**Selected passage**
Visual-Inertial Odometery (VIO)

RealSense RGB-D Stereo Cameras + NVIDIA cuVSLAM · multiple modes, one stack

Production-grade VIO for humanoids, AMRs, and drones built on RealSense RGB-D stereo cameras and the GPU-accelerated NVIDIA cuVSLAM library. The same stack also delivers pure stereo VO, hardware-synced multi-camera and VIO. Available as a C++ runtime (recommended for production, wrapped by the Isaac ROS Visual SLAM node) with a Python API for prototyping.

Key Metrics

<1%

Trajectory drift on standard benchmarks

~0.5%

Translation error on typical multi-cam runs

~10%

CPU/GPU footprint on Jetson Orin NX

Overview & live demo

NVIDIA cuVSLAM is a CUDA-accelerated SLAM library tuned for real-time Visual Inertial Odometry (VIO) on Jetson. Paired with a RealSense RGB-D stereo camera, it delivers production-grade pose estimation. cuVSLAM also supports pure stereo VO, multi-camera, and VIO as the primary path.

In the video recorded at RealSense robotics lab you can see the VIO pose estimation vs opti-track ground truth system using RealSense D455 and Jetson Orin with NVIDIA cuVSLAM VIO demonstrating sub <1% pose drift.

Source. The commands and example scripts referenced here are mirrored from the official nvidia-isaac/cuVSLAM · examples/realsense/README.md  Bug reports against the underlying examples should go to that repository; this paper is a RealSense-native walkthrough.

In a controlled evaluation against motion-capture ground truth, cuVSLAM running on a single RealSense D455 stereo stream held absolute trajectory drift to just 6.8 cm (ATE RMSE) across the entire run, while frame-to-frame translation error stayed down at 5.8 mm (RPE-T RMSE)  centimeter-level accuracy globally, millimeter-level consistency locally. Scale was recovered to within 1.6% of true, and the system estimated a pose for every single frame: 12,453 of 12,453, with zero drops.

The takeaway: production-grade VSLAM robustness — accurate, stable, and uninterrupted — on commodity RealSense stereo hardware.

Access paths to cuVSLAM

cuVSLAM is delivered as one library with two access paths: the C++ runtime wrapped by Isaac ROS (the supported, recommended path for production) and a Python wrapper for prototyping. Choose before you start.

(Annotated region listings)
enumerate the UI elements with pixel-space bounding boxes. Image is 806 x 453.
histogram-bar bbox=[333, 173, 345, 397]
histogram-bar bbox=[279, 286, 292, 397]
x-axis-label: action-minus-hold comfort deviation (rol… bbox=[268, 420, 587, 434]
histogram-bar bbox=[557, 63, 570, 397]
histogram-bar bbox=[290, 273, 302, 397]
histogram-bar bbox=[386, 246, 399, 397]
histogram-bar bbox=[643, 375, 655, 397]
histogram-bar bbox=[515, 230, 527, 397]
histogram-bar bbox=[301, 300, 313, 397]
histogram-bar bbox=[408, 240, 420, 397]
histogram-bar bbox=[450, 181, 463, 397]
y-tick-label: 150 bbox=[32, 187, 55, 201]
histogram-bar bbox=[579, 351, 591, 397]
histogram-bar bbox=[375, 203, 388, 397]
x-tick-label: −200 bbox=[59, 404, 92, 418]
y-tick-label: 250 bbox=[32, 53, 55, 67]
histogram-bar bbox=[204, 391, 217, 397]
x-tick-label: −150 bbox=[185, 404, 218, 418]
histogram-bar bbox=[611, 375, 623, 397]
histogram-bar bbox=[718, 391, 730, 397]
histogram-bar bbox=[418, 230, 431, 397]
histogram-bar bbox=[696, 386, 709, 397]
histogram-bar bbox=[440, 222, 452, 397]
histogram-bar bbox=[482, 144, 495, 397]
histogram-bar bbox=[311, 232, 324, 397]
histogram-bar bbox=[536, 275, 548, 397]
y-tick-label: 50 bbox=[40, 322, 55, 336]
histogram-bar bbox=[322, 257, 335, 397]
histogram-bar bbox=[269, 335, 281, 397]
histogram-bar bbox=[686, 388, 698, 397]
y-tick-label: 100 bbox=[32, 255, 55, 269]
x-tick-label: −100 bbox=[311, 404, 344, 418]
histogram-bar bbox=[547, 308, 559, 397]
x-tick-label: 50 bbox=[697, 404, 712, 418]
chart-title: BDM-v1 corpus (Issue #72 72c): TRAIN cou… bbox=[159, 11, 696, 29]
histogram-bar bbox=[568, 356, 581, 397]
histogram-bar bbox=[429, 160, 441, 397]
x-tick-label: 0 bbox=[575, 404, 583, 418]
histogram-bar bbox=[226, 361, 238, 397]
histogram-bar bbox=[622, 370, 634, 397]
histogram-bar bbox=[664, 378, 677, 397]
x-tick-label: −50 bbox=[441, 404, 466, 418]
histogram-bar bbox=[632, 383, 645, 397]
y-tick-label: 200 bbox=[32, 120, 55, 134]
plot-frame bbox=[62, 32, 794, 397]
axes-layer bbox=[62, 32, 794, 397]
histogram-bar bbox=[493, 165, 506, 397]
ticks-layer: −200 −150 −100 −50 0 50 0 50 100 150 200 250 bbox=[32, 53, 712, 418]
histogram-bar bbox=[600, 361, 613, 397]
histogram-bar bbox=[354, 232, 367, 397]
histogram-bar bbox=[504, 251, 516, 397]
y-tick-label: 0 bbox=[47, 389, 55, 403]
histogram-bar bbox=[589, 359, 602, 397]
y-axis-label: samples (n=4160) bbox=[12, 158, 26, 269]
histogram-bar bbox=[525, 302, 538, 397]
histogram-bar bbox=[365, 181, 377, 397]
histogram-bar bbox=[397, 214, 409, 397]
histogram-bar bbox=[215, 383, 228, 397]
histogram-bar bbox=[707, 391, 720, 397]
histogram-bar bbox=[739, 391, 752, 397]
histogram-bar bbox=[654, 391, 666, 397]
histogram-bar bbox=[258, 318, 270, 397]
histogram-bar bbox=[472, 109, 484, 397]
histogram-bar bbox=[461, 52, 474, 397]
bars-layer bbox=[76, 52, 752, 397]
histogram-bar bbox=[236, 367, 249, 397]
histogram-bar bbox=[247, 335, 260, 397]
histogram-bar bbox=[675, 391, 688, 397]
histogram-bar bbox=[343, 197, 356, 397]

**Written exercise 1**
Rewrite the VIO overview starting with "Visual-Inertial Odometery (VIO)" and going on through "API for prototyping.", replacing "drones" with "aerial vehicles".
**Written exercise 2**
According to the VIO overview, for how many frames did the system estimate a pose in the controlled evaluation?
**Written exercise 3**
Extend the VIO overview from the point where it stops.
The records are not required for anything here.

**Exercise result 1**
Visual-Inertial Odometery (VIO)

RealSense RGB-D Stereo Cameras + NVIDIA cuVSLAM · multiple modes, one stack

Production-grade VIO for humanoids, AMRs, and aerial vehicles built on RealSense RGB-D stereo cameras and the GPU-accelerated NVIDIA cuVSLAM library. The same stack also delivers pure stereo VO, hardware-synced multi-camera and VIO. Available as a C++ runtime (recommended for production, wrapped by the Isaac ROS Visual SLAM node) with a Python API for prototyping.

**Exercise result 2**
All 12,453 of 12,453 frames, with zero drops.

**Exercise result 3**
One library. Two access paths. Recommended path is C++ on ROS 2. cuVSLAM is a CUDA-accelerated visual-SLAM library written in C++. For real-world robots, NVIDIA recommends running it through the Isaac ROS Visual SLAM node — the supported, production-grade path. A Python wrapper, PyCuVSLAM, is also available for quick prototyping and benchmarking; this tutorial uses it for its sample commands because every mode is documented end-to-end as a Python example in the cuVSLAM repo.

RECOMMENDED • C++ + ROS 2

Production deployments. Real-time guarantees on Jetson. Integration with Nav2, Nvblox, Isaac Manipulator. The supported runtime for shipping products.

ros2 launch isaac_ros_visual_slam …

ALSO AVAILABLE • PyCuVSLAM

Python wrapper around the same library. Useful for prototyping, benchmarking, and demos. The four mode examples below show the Python invocations.

python3 run_vio.py

Camera streams, IMU calibration, and sync settings are identical between both paths — work you do in either transfers directly to the other.

Mode 1 — Stereo Visual Odometry

Pure stereo VO from one D455 or D436 — no IMU, no calibration tuning. The fastest health-check that the stack runs end-to-end on your robot. Trajectory renders live in rerun.

01

Stereo VO

One D455 / D436 · stereo only · no IMU

recommended starting point

Use this mode when you want to confirm the pipeline is wired up correctly, or when your application doesn’t need inertial fusion. It’s the entry point for everything else — once stereo VO is producing a clean trajectory, you can layer on IMU, multi-camera, or RGBD.

Figure 1 — rerun visualization, stereo VO. Source: nvidia-isaac/cuVSLAM.

Mode 2 — Stereo Inertial Odometry (VIO)

Stereo + IMU fusion. The headline mode and the one most humanoid, AMR, and drone applications converge on. Sub-1% drift, drift-free over the long run.

02

Stereo VIO

One D455 or D436 · stereo + on-camera IMU

primary path for production robotics

VIO is the mode this paper is anchored to. Accuracy is improved thanks to the IMU.

Figure 2 — rerun visualization, stereo VIO with gravity vector. Source: nvidia-isaac/cuVSLAM.

Production VIO on Jetson. The README flags real-time VIO via the Python API on Jetson as unreliable. For shipped products use the C++ Isaac ROS Visual SLAM node — same camera, same IMU, same calibration, supported runtime.

Mode 3 — Multi-camera Odometry

Two or three hardware-synced cameras feeding cuVSLAM jointly. Robust through occlusion, low-texture scenes, and aggressive motion. This is the mode that survives bipedal head rotation.

03

Multi-camera

2–3 hardware-synced D455 / D436 · YAML-defined extrinsics

production-grade robustness

Multi-camera is the upgrade path when single-camera VIO doesn’t survive your motion profile. It also unlocks better coverage during turns and provides redundancy if one camera loses features.

Figure 3 — multi-camera odometry, three-camera rig. Source: nvidia-isaac/cuVSLAM.

References

cuVSLAM is the front-end. The full perception stack composes it with mapping, occupancy, and navigation packages.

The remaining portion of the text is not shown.